- [WHAT NEEDS TO BE DONE] Reproduce the material word for word; the images stay out.
** Begin MATERIALS PROVIDED **
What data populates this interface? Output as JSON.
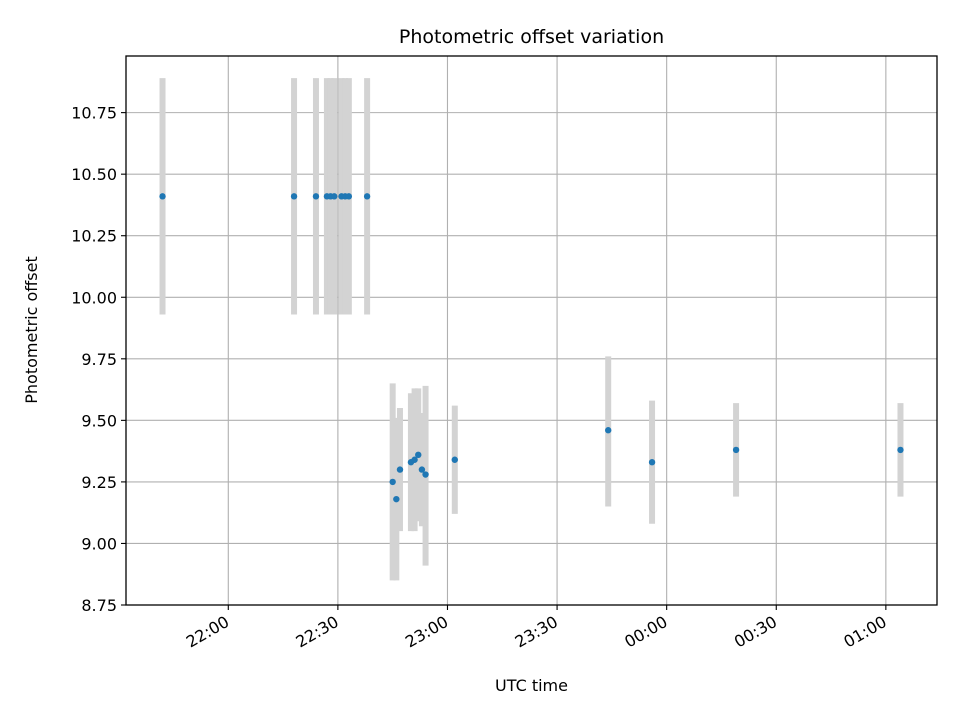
{
  "chart_data": {
    "type": "scatter",
    "title": "Photometric offset variation",
    "xlabel": "UTC time",
    "ylabel": "Photometric offset",
    "x_ticks": [
      "22:00",
      "22:30",
      "23:00",
      "23:30",
      "00:00",
      "00:30",
      "01:00"
    ],
    "y_ticks": [
      "8.75",
      "9.00",
      "9.25",
      "9.50",
      "9.75",
      "10.00",
      "10.25",
      "10.50",
      "10.75"
    ],
    "xlim": [
      "21:32",
      "01:14"
    ],
    "ylim": [
      8.75,
      10.98
    ],
    "grid": true,
    "marker_color": "#1f77b4",
    "errorbar_color": "#d3d3d3",
    "points": [
      {
        "t": "21:42",
        "y": 10.41,
        "lo": 9.93,
        "hi": 10.89
      },
      {
        "t": "22:18",
        "y": 10.41,
        "lo": 9.93,
        "hi": 10.89
      },
      {
        "t": "22:24",
        "y": 10.41,
        "lo": 9.93,
        "hi": 10.89
      },
      {
        "t": "22:27",
        "y": 10.41,
        "lo": 9.93,
        "hi": 10.89
      },
      {
        "t": "22:28",
        "y": 10.41,
        "lo": 9.93,
        "hi": 10.89
      },
      {
        "t": "22:29",
        "y": 10.41,
        "lo": 9.93,
        "hi": 10.89
      },
      {
        "t": "22:31",
        "y": 10.41,
        "lo": 9.93,
        "hi": 10.89
      },
      {
        "t": "22:32",
        "y": 10.41,
        "lo": 9.93,
        "hi": 10.89
      },
      {
        "t": "22:33",
        "y": 10.41,
        "lo": 9.93,
        "hi": 10.89
      },
      {
        "t": "22:38",
        "y": 10.41,
        "lo": 9.93,
        "hi": 10.89
      },
      {
        "t": "22:45",
        "y": 9.25,
        "lo": 8.85,
        "hi": 9.65
      },
      {
        "t": "22:46",
        "y": 9.18,
        "lo": 8.85,
        "hi": 9.51
      },
      {
        "t": "22:47",
        "y": 9.3,
        "lo": 9.05,
        "hi": 9.55
      },
      {
        "t": "22:50",
        "y": 9.33,
        "lo": 9.05,
        "hi": 9.61
      },
      {
        "t": "22:51",
        "y": 9.34,
        "lo": 9.05,
        "hi": 9.63
      },
      {
        "t": "22:52",
        "y": 9.36,
        "lo": 9.09,
        "hi": 9.63
      },
      {
        "t": "22:53",
        "y": 9.3,
        "lo": 9.07,
        "hi": 9.53
      },
      {
        "t": "22:54",
        "y": 9.28,
        "lo": 8.91,
        "hi": 9.64
      },
      {
        "t": "23:02",
        "y": 9.34,
        "lo": 9.12,
        "hi": 9.56
      },
      {
        "t": "23:44",
        "y": 9.46,
        "lo": 9.15,
        "hi": 9.76
      },
      {
        "t": "23:56",
        "y": 9.33,
        "lo": 9.08,
        "hi": 9.58
      },
      {
        "t": "00:19",
        "y": 9.38,
        "lo": 9.19,
        "hi": 9.57
      },
      {
        "t": "01:04",
        "y": 9.38,
        "lo": 9.19,
        "hi": 9.57
      }
    ]
  }
}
** End MATERIALS PROVIDED **
- [THE OUTPUT]
What data populates this interface? Output as JSON.
{
  "chart_data": {
    "type": "scatter",
    "title": "Photometric offset variation",
    "xlabel": "UTC time",
    "ylabel": "Photometric offset",
    "x_ticks": [
      "22:00",
      "22:30",
      "23:00",
      "23:30",
      "00:00",
      "00:30",
      "01:00"
    ],
    "y_ticks": [
      "8.75",
      "9.00",
      "9.25",
      "9.50",
      "9.75",
      "10.00",
      "10.25",
      "10.50",
      "10.75"
    ],
    "xlim": [
      "21:32",
      "01:14"
    ],
    "ylim": [
      8.75,
      10.98
    ],
    "grid": true,
    "marker_color": "#1f77b4",
    "errorbar_color": "#d3d3d3",
    "points": [
      {
        "t": "21:42",
        "y": 10.41,
        "lo": 9.93,
        "hi": 10.89
      },
      {
        "t": "22:18",
        "y": 10.41,
        "lo": 9.93,
        "hi": 10.89
      },
      {
        "t": "22:24",
        "y": 10.41,
        "lo": 9.93,
        "hi": 10.89
      },
      {
        "t": "22:27",
        "y": 10.41,
        "lo": 9.93,
        "hi": 10.89
      },
      {
        "t": "22:28",
        "y": 10.41,
        "lo": 9.93,
        "hi": 10.89
      },
      {
        "t": "22:29",
        "y": 10.41,
        "lo": 9.93,
        "hi": 10.89
      },
      {
        "t": "22:31",
        "y": 10.41,
        "lo": 9.93,
        "hi": 10.89
      },
      {
        "t": "22:32",
        "y": 10.41,
        "lo": 9.93,
        "hi": 10.89
      },
      {
        "t": "22:33",
        "y": 10.41,
        "lo": 9.93,
        "hi": 10.89
      },
      {
        "t": "22:38",
        "y": 10.41,
        "lo": 9.93,
        "hi": 10.89
      },
      {
        "t": "22:45",
        "y": 9.25,
        "lo": 8.85,
        "hi": 9.65
      },
      {
        "t": "22:46",
        "y": 9.18,
        "lo": 8.85,
        "hi": 9.51
      },
      {
        "t": "22:47",
        "y": 9.3,
        "lo": 9.05,
        "hi": 9.55
      },
      {
        "t": "22:50",
        "y": 9.33,
        "lo": 9.05,
        "hi": 9.61
      },
      {
        "t": "22:51",
        "y": 9.34,
        "lo": 9.05,
        "hi": 9.63
      },
      {
        "t": "22:52",
        "y": 9.36,
        "lo": 9.09,
        "hi": 9.63
      },
      {
        "t": "22:53",
        "y": 9.3,
        "lo": 9.07,
        "hi": 9.53
      },
      {
        "t": "22:54",
        "y": 9.28,
        "lo": 8.91,
        "hi": 9.64
      },
      {
        "t": "23:02",
        "y": 9.34,
        "lo": 9.12,
        "hi": 9.56
      },
      {
        "t": "23:44",
        "y": 9.46,
        "lo": 9.15,
        "hi": 9.76
      },
      {
        "t": "23:56",
        "y": 9.33,
        "lo": 9.08,
        "hi": 9.58
      },
      {
        "t": "00:19",
        "y": 9.38,
        "lo": 9.19,
        "hi": 9.57
      },
      {
        "t": "01:04",
        "y": 9.38,
        "lo": 9.19,
        "hi": 9.57
      }
    ]
  }
}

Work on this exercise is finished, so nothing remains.